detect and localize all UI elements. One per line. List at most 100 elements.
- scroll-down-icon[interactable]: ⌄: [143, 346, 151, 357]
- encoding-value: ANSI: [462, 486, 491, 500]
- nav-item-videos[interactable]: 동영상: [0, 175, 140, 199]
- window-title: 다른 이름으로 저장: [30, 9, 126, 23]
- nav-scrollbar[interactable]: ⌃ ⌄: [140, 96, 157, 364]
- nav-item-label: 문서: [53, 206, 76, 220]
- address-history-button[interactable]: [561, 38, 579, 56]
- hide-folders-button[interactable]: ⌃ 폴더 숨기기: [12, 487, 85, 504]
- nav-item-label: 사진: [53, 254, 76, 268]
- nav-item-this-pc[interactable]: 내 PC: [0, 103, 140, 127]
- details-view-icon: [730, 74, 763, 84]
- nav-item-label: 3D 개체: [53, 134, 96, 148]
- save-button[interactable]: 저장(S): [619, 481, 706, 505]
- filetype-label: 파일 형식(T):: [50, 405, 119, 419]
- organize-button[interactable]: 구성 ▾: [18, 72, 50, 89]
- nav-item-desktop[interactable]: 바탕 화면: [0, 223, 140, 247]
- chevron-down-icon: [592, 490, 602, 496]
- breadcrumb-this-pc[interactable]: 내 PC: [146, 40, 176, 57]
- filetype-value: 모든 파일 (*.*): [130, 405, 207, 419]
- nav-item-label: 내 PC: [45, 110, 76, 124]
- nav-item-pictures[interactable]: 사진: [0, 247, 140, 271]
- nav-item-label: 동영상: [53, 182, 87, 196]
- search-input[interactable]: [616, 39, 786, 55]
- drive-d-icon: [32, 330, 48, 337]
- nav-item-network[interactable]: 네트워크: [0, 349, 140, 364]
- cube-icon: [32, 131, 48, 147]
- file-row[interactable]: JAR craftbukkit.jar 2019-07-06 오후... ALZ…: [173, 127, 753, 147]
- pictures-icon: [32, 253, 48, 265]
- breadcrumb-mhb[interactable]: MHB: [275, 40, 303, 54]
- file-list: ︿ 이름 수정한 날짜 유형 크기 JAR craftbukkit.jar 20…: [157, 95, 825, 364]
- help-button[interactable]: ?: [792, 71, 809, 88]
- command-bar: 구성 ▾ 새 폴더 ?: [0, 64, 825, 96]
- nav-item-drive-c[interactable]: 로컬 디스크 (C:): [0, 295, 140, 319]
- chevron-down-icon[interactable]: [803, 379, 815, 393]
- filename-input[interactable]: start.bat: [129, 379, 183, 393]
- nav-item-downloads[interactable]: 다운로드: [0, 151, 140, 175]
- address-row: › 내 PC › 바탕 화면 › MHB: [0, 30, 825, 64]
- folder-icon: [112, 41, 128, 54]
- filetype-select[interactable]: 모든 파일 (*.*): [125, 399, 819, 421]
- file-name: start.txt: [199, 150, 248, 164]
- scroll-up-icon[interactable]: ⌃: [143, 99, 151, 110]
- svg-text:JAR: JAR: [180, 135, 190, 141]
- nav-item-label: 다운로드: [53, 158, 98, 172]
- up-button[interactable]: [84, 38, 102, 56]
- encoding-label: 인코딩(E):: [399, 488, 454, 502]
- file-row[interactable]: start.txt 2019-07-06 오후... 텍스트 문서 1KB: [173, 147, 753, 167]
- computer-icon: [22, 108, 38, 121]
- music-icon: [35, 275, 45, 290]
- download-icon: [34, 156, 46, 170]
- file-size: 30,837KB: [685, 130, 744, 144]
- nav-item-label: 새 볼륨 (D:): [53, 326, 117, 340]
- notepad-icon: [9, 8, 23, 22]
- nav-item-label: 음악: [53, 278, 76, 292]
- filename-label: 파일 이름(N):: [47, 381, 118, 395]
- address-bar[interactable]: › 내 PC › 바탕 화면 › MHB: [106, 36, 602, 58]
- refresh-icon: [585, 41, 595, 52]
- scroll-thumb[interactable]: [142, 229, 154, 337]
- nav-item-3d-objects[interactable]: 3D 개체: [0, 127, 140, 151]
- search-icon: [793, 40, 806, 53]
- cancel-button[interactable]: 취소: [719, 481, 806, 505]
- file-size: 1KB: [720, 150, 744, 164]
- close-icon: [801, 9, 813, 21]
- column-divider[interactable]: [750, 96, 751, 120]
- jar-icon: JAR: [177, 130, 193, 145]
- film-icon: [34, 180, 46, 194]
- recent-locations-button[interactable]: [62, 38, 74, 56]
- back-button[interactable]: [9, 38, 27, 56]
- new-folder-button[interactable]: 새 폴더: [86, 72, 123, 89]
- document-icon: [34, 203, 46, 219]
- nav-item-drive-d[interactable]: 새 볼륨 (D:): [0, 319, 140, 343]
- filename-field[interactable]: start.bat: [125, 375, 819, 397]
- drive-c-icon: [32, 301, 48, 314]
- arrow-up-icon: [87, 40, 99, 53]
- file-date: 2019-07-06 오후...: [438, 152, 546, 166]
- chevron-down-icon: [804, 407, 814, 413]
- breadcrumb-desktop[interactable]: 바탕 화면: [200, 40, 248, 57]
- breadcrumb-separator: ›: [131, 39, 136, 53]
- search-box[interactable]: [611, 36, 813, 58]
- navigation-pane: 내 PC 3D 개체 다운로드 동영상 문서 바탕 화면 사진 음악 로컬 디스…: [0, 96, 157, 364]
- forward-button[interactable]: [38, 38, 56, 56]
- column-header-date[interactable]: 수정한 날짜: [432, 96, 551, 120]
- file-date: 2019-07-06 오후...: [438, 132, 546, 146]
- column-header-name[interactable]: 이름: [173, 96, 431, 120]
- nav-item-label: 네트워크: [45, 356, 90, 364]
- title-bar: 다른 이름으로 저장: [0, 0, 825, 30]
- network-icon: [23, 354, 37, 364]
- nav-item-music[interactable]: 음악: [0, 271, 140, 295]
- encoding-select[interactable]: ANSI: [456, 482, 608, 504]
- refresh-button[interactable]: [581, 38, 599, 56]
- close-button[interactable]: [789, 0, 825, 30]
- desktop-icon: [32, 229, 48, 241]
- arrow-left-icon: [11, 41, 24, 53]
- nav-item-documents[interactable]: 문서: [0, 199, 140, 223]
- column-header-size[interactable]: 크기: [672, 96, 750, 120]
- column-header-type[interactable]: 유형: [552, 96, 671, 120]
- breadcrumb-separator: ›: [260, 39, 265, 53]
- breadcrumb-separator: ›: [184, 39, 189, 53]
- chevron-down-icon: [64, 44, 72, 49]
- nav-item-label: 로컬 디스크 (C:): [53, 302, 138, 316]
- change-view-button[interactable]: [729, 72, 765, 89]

:: Task details ::
Format the lines of the items above as a numbered list, leaving out any blank lines.

:: Exercise response ::
1. detect and localize all UI elements. One per line. List at most 100 elements.
2. - scroll-down-icon[interactable]: ⌄: [143, 346, 151, 357]
3. - encoding-value: ANSI: [462, 486, 491, 500]
4. - nav-item-videos[interactable]: 동영상: [0, 175, 140, 199]
5. - window-title: 다른 이름으로 저장: [30, 9, 126, 23]
6. - nav-scrollbar[interactable]: ⌃ ⌄: [140, 96, 157, 364]
7. - nav-item-label: 문서: [53, 206, 76, 220]
8. - address-history-button[interactable]: [561, 38, 579, 56]
9. - hide-folders-button[interactable]: ⌃ 폴더 숨기기: [12, 487, 85, 504]
10. - nav-item-label: 사진: [53, 254, 76, 268]
11. - nav-item-this-pc[interactable]: 내 PC: [0, 103, 140, 127]
12. - details-view-icon: [730, 74, 763, 84]
13. - nav-item-label: 3D 개체: [53, 134, 96, 148]
14. - save-button[interactable]: 저장(S): [619, 481, 706, 505]
15. - filetype-label: 파일 형식(T):: [50, 405, 119, 419]
16. - organize-button[interactable]: 구성 ▾: [18, 72, 50, 89]
17. - nav-item-desktop[interactable]: 바탕 화면: [0, 223, 140, 247]
18. - chevron-down-icon: [592, 490, 602, 496]
19. - breadcrumb-this-pc[interactable]: 내 PC: [146, 40, 176, 57]
20. - filetype-value: 모든 파일 (*.*): [130, 405, 207, 419]
21. - nav-item-label: 내 PC: [45, 110, 76, 124]
22. - nav-item-pictures[interactable]: 사진: [0, 247, 140, 271]
23. - nav-item-label: 동영상: [53, 182, 87, 196]
24. - search-input[interactable]: [616, 39, 786, 55]
25. - drive-d-icon: [32, 330, 48, 337]
26. - nav-item-network[interactable]: 네트워크: [0, 349, 140, 364]
27. - cube-icon: [32, 131, 48, 147]
28. - file-row[interactable]: JAR craftbukkit.jar 2019-07-06 오후... ALZ…: [173, 127, 753, 147]
29. - pictures-icon: [32, 253, 48, 265]
30. - breadcrumb-mhb[interactable]: MHB: [275, 40, 303, 54]
31. - file-list: ︿ 이름 수정한 날짜 유형 크기 JAR craftbukkit.jar 20…: [157, 95, 825, 364]
32. - help-button[interactable]: ?: [792, 71, 809, 88]
33. - command-bar: 구성 ▾ 새 폴더 ?: [0, 64, 825, 96]
34. - nav-item-drive-c[interactable]: 로컬 디스크 (C:): [0, 295, 140, 319]
35. - chevron-down-icon[interactable]: [803, 379, 815, 393]
36. - filename-input[interactable]: start.bat: [129, 379, 183, 393]
37. - nav-item-downloads[interactable]: 다운로드: [0, 151, 140, 175]
38. - address-row: › 내 PC › 바탕 화면 › MHB: [0, 30, 825, 64]
39. - folder-icon: [112, 41, 128, 54]
40. - filetype-select[interactable]: 모든 파일 (*.*): [125, 399, 819, 421]
41. - file-name: start.txt: [199, 150, 248, 164]
42. - scroll-up-icon[interactable]: ⌃: [143, 99, 151, 110]
43. - svg-text:JAR: JAR: [180, 135, 190, 141]
44. - nav-item-label: 다운로드: [53, 158, 98, 172]
45. - up-button[interactable]: [84, 38, 102, 56]
46. - encoding-label: 인코딩(E):: [399, 488, 454, 502]
47. - file-row[interactable]: start.txt 2019-07-06 오후... 텍스트 문서 1KB: [173, 147, 753, 167]
48. - computer-icon: [22, 108, 38, 121]
49. - music-icon: [35, 275, 45, 290]
50. - download-icon: [34, 156, 46, 170]
51. - file-size: 30,837KB: [685, 130, 744, 144]
52. - nav-item-label: 새 볼륨 (D:): [53, 326, 117, 340]
53. - notepad-icon: [9, 8, 23, 22]
54. - nav-item-label: 음악: [53, 278, 76, 292]
55. - filename-label: 파일 이름(N):: [47, 381, 118, 395]
56. - address-bar[interactable]: › 내 PC › 바탕 화면 › MHB: [106, 36, 602, 58]
57. - refresh-icon: [585, 41, 595, 52]
58. - scroll-thumb[interactable]: [142, 229, 154, 337]
59. - nav-item-3d-objects[interactable]: 3D 개체: [0, 127, 140, 151]
60. - search-icon: [793, 40, 806, 53]
61. - cancel-button[interactable]: 취소: [719, 481, 806, 505]
62. - file-size: 1KB: [720, 150, 744, 164]
63. - close-icon: [801, 9, 813, 21]
64. - column-divider[interactable]: [750, 96, 751, 120]
65. - jar-icon: JAR: [177, 130, 193, 145]
66. - film-icon: [34, 180, 46, 194]
67. - recent-locations-button[interactable]: [62, 38, 74, 56]
68. - back-button[interactable]: [9, 38, 27, 56]
69. - new-folder-button[interactable]: 새 폴더: [86, 72, 123, 89]
70. - document-icon: [34, 203, 46, 219]
71. - nav-item-drive-d[interactable]: 새 볼륨 (D:): [0, 319, 140, 343]
72. - filename-field[interactable]: start.bat: [125, 375, 819, 397]
73. - drive-c-icon: [32, 301, 48, 314]
74. - arrow-up-icon: [87, 40, 99, 53]
75. - file-date: 2019-07-06 오후...: [438, 152, 546, 166]
76. - chevron-down-icon: [804, 407, 814, 413]
77. - breadcrumb-desktop[interactable]: 바탕 화면: [200, 40, 248, 57]
78. - breadcrumb-separator: ›: [131, 39, 136, 53]
79. - search-box[interactable]: [611, 36, 813, 58]
80. - navigation-pane: 내 PC 3D 개체 다운로드 동영상 문서 바탕 화면 사진 음악 로컬 디스…: [0, 96, 157, 364]
81. - forward-button[interactable]: [38, 38, 56, 56]
82. - column-header-date[interactable]: 수정한 날짜: [432, 96, 551, 120]
83. - file-date: 2019-07-06 오후...: [438, 132, 546, 146]
84. - column-header-name[interactable]: 이름: [173, 96, 431, 120]
85. - nav-item-label: 네트워크: [45, 356, 90, 364]
86. - title-bar: 다른 이름으로 저장: [0, 0, 825, 30]
87. - network-icon: [23, 354, 37, 364]
88. - nav-item-music[interactable]: 음악: [0, 271, 140, 295]
89. - encoding-select[interactable]: ANSI: [456, 482, 608, 504]
90. - refresh-button[interactable]: [581, 38, 599, 56]
91. - close-button[interactable]: [789, 0, 825, 30]
92. - desktop-icon: [32, 229, 48, 241]
93. - arrow-left-icon: [11, 41, 24, 53]
94. - nav-item-documents[interactable]: 문서: [0, 199, 140, 223]
95. - column-header-size[interactable]: 크기: [672, 96, 750, 120]
96. - column-header-type[interactable]: 유형: [552, 96, 671, 120]
97. - breadcrumb-separator: ›: [260, 39, 265, 53]
98. - breadcrumb-separator: ›: [184, 39, 189, 53]
99. - chevron-down-icon: [64, 44, 72, 49]
100. - nav-item-label: 로컬 디스크 (C:): [53, 302, 138, 316]
101. - change-view-button[interactable]: [729, 72, 765, 89]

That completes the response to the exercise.